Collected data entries
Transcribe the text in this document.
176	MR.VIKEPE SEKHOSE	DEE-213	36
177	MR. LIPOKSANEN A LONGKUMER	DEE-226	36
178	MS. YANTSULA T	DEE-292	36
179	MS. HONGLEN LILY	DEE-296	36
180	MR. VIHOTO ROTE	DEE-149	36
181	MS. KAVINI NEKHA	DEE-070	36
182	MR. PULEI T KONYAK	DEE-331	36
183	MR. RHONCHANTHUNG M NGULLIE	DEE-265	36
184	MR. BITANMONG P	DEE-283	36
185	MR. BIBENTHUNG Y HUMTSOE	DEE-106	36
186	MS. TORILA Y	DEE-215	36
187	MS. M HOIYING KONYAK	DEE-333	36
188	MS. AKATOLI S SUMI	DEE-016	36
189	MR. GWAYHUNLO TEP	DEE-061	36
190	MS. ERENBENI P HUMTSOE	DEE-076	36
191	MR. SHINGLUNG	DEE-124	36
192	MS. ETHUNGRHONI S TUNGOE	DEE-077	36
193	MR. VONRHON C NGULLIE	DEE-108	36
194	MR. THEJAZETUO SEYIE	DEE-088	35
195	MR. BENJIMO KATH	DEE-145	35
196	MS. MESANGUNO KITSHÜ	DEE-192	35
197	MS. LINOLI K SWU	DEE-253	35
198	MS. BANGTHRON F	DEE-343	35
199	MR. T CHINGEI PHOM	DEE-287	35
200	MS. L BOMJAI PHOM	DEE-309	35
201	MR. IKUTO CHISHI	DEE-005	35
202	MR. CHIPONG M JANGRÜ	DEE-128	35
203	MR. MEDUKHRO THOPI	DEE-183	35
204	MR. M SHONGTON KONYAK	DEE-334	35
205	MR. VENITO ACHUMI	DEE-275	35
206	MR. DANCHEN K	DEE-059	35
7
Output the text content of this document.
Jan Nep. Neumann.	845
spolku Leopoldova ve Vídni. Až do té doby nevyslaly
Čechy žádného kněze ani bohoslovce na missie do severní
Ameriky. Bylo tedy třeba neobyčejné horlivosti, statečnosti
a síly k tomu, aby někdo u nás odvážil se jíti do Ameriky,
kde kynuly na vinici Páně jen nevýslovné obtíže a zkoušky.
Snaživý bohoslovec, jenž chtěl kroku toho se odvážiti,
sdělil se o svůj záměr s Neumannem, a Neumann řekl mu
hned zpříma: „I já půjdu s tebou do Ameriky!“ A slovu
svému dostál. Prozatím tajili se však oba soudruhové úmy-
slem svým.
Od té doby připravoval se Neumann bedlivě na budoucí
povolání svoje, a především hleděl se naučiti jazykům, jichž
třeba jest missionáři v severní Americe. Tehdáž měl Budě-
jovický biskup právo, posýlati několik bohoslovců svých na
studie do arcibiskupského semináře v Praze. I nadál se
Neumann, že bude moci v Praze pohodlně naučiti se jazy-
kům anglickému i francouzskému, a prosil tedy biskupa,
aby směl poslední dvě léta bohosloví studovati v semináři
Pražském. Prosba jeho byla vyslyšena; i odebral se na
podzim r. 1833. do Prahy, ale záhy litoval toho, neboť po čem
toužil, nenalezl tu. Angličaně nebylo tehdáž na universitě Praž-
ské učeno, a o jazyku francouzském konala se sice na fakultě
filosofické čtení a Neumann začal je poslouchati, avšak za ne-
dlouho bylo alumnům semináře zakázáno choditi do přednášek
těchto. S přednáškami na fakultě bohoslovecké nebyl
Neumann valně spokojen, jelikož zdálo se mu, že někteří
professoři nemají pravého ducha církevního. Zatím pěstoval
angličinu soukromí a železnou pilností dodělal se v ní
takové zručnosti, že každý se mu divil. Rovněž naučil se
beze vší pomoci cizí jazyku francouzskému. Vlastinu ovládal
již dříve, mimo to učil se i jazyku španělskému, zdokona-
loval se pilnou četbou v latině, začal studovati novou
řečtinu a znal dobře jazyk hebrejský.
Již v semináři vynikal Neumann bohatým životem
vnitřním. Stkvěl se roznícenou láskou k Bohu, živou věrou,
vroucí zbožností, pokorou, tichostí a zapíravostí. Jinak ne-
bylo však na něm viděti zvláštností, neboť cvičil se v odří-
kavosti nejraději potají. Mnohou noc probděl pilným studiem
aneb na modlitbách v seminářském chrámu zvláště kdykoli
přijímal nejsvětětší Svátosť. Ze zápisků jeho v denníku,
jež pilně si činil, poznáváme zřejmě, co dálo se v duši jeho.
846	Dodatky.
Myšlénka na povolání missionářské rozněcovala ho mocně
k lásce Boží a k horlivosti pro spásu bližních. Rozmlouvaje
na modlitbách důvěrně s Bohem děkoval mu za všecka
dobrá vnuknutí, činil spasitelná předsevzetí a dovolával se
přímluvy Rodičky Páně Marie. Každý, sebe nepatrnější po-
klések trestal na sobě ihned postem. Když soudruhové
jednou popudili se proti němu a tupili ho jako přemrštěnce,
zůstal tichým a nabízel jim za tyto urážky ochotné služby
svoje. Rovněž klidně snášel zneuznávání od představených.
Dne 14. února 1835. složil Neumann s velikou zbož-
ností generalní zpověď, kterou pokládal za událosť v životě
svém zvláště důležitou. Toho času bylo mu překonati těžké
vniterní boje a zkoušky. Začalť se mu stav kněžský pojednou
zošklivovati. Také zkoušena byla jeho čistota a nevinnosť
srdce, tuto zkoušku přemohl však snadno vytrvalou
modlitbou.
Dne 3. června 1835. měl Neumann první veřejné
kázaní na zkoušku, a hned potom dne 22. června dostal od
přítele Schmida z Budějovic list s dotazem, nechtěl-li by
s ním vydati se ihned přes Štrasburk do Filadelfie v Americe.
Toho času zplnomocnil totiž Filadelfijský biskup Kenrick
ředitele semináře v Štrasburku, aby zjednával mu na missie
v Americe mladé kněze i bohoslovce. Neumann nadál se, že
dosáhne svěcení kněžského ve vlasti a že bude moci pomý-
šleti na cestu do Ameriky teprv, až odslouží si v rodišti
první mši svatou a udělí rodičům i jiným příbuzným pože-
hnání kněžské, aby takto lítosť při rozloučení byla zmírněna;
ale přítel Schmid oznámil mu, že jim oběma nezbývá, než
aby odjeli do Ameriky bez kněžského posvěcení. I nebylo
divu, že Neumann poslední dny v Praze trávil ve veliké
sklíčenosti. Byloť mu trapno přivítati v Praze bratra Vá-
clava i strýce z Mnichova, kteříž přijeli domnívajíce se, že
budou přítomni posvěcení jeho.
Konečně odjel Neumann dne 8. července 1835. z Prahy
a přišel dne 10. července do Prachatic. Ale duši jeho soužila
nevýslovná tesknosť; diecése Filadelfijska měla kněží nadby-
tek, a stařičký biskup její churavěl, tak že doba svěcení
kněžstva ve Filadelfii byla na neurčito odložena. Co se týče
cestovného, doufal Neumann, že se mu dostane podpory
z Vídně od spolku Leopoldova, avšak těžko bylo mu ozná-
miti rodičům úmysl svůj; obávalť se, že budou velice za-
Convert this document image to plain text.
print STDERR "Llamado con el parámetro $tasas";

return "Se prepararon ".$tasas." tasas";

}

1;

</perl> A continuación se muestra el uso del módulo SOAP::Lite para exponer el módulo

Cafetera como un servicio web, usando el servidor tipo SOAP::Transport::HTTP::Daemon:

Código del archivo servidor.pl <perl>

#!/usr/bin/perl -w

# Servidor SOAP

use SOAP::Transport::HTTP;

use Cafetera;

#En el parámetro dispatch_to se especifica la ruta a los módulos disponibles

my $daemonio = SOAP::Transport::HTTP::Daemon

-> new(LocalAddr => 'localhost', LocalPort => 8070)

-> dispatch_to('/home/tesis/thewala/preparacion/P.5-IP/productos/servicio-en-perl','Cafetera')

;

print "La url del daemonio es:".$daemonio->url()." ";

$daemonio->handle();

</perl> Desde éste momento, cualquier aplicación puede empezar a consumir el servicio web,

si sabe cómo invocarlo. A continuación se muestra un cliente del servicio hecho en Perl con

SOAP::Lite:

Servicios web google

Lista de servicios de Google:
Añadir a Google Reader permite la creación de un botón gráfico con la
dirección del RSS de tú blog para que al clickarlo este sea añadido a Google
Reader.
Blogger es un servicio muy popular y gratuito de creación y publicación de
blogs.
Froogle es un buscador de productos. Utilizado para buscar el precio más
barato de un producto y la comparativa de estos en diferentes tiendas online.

Given exercise
Gather and return every line that holds the string "nadál".

Finished answer
studie do arcibiskupského semináře v Praze. I nadál se
v Americe mladé kněze i bohoslovce. Neumann nadál se, že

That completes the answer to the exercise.